● WHAT YOU NEED TO DO
Only the pictures are left out: repeat the rest of the entries exactly.

● DATA TO USE
================

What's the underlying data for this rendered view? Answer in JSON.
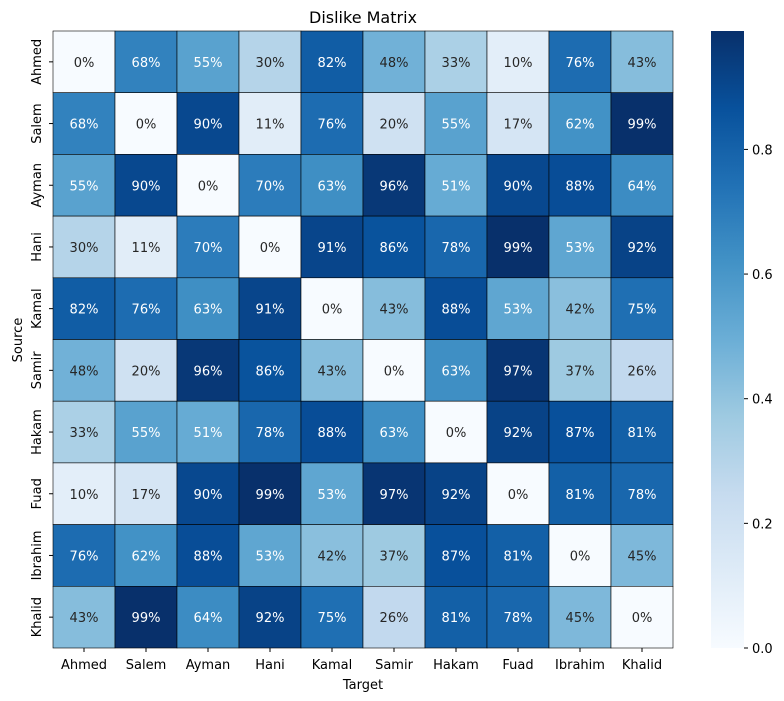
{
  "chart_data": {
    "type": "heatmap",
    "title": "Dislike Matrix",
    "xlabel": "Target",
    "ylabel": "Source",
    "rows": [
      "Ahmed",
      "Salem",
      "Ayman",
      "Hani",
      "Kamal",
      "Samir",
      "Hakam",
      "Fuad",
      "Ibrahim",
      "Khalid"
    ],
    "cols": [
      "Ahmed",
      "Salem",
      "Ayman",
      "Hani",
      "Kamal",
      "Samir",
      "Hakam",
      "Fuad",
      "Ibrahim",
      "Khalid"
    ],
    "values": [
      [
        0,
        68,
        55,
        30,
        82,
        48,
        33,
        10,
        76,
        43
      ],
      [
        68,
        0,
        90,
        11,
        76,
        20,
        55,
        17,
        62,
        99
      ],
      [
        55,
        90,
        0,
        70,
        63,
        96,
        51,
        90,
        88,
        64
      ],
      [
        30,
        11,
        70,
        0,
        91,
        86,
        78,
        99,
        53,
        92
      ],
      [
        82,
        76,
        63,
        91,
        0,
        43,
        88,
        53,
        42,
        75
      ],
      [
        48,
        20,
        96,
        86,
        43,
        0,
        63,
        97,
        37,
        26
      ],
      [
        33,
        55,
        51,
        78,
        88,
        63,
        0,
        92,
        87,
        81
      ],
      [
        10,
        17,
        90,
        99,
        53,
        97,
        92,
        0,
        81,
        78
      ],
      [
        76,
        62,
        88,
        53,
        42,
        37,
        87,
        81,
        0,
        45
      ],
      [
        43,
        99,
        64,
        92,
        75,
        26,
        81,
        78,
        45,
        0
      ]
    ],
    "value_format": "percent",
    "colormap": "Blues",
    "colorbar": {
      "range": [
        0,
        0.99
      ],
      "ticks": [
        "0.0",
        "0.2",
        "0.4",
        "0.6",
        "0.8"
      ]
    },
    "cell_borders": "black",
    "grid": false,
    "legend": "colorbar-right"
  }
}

================

● RESPONSE BELOW
What's the underlying data for this rendered view? Answer in JSON.
{
  "chart_data": {
    "type": "heatmap",
    "title": "Dislike Matrix",
    "xlabel": "Target",
    "ylabel": "Source",
    "rows": [
      "Ahmed",
      "Salem",
      "Ayman",
      "Hani",
      "Kamal",
      "Samir",
      "Hakam",
      "Fuad",
      "Ibrahim",
      "Khalid"
    ],
    "cols": [
      "Ahmed",
      "Salem",
      "Ayman",
      "Hani",
      "Kamal",
      "Samir",
      "Hakam",
      "Fuad",
      "Ibrahim",
      "Khalid"
    ],
    "values": [
      [
        0,
        68,
        55,
        30,
        82,
        48,
        33,
        10,
        76,
        43
      ],
      [
        68,
        0,
        90,
        11,
        76,
        20,
        55,
        17,
        62,
        99
      ],
      [
        55,
        90,
        0,
        70,
        63,
        96,
        51,
        90,
        88,
        64
      ],
      [
        30,
        11,
        70,
        0,
        91,
        86,
        78,
        99,
        53,
        92
      ],
      [
        82,
        76,
        63,
        91,
        0,
        43,
        88,
        53,
        42,
        75
      ],
      [
        48,
        20,
        96,
        86,
        43,
        0,
        63,
        97,
        37,
        26
      ],
      [
        33,
        55,
        51,
        78,
        88,
        63,
        0,
        92,
        87,
        81
      ],
      [
        10,
        17,
        90,
        99,
        53,
        97,
        92,
        0,
        81,
        78
      ],
      [
        76,
        62,
        88,
        53,
        42,
        37,
        87,
        81,
        0,
        45
      ],
      [
        43,
        99,
        64,
        92,
        75,
        26,
        81,
        78,
        45,
        0
      ]
    ],
    "value_format": "percent",
    "colormap": "Blues",
    "colorbar": {
      "range": [
        0,
        0.99
      ],
      "ticks": [
        "0.0",
        "0.2",
        "0.4",
        "0.6",
        "0.8"
      ]
    },
    "cell_borders": "black",
    "grid": false,
    "legend": "colorbar-right"
  }
}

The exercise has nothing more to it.